Short problem:
State only how many lines contain the string "frac".

Data supplied:
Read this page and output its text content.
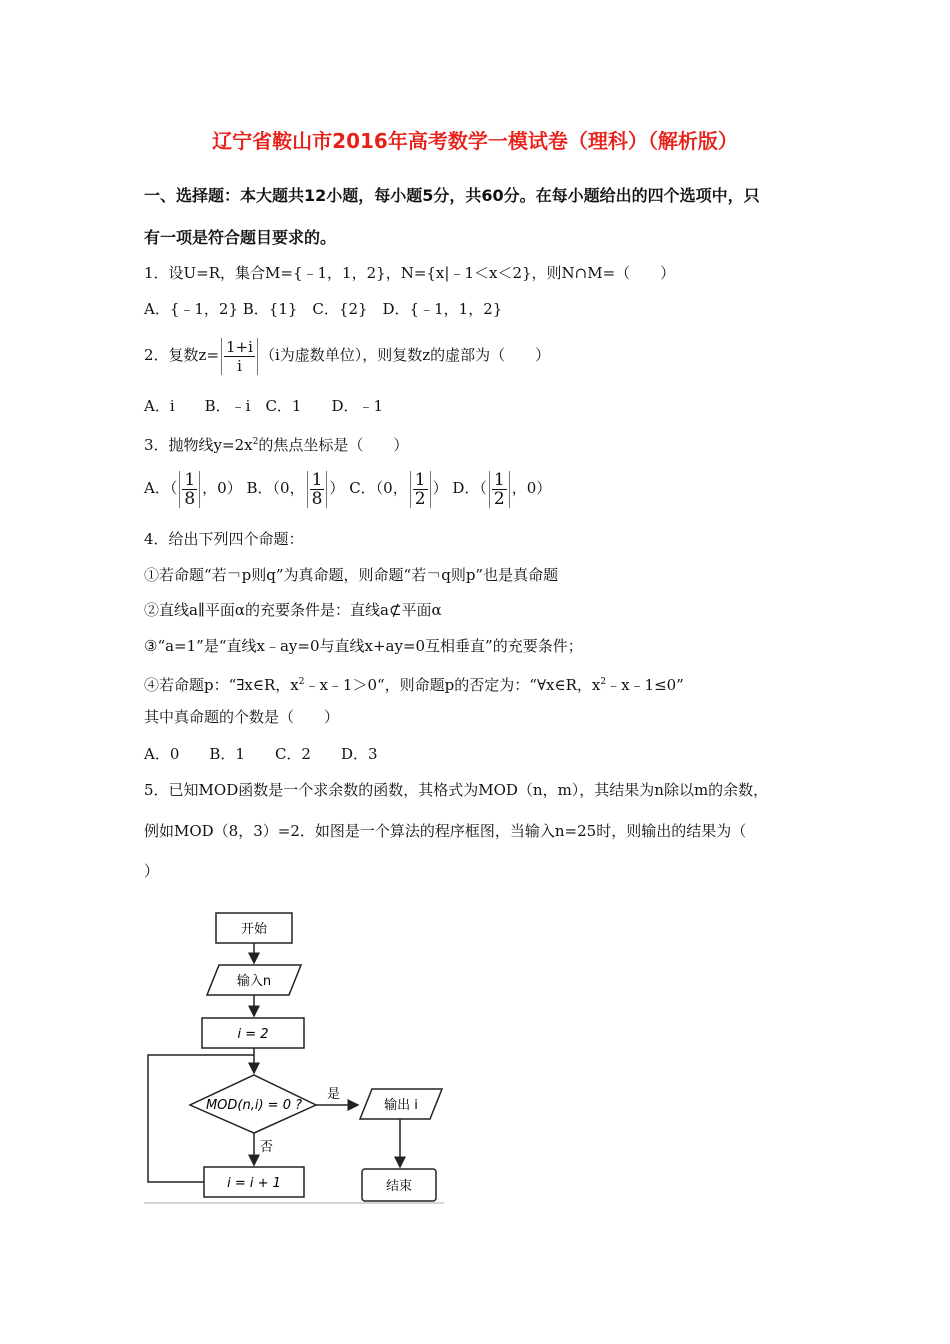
辽宁省鞍山市2016年高考数学一模试卷（理科）（解析版）
一、选择题：本大题共12小题，每小题5分，共60分。在每小题给出的四个选项中，只
有一项是符合题目要求的。
1．设U=R，集合M={﹣1，1，2}，N={x|﹣1＜x＜2}，则N∩M=（　　）
A．{﹣1，2} B．{1}　C．{2}　D．{﹣1，1，2}
2．复数$z= \frac{1+i}{i} (i$为虚数单位），则复数z的虚部为（　　）
A．i　　B．﹣i　C．1　　D．﹣1
3．抛物线$y=2x^2$的焦点坐标是（　　）
A．（ $\frac{1}{8}$ ，0） B．（0， $\frac{1}{8}$ ） C．（0， $\frac{1}{2}$ ） D．（ $\frac{1}{2}$ ，0）
4．给出下列四个命题：
①若命题“若￢p则q”为真命题，则命题“若￢q则p”也是真命题
②直线a∥平面α的充要条件是：直线a⊄平面α
③“a=1”是“直线x﹣ay=0与直线x+ay=0互相垂直”的充要条件；
④若命题p：“∃x∈R，$x^2﹣x﹣1>0“$，则命题p的否定为：“∀x∈R，$x^2﹣x﹣1\le 0$”
其中真命题的个数是（　　）
A．0　　B．1　　C．2　　D．3
5．已知MOD函数是一个求余数的函数，其格式为MOD（n，m），其结果为n除以m的余数，
例如MOD（8，3）=2．如图是一个算法的程序框图，当输入n=25时，则输出的结果为（
）
开始
输入n
i = 2
MOD(n,i) = 0 ?
是
输出 i
结束
否
i = i + 1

Solution to this problem:
2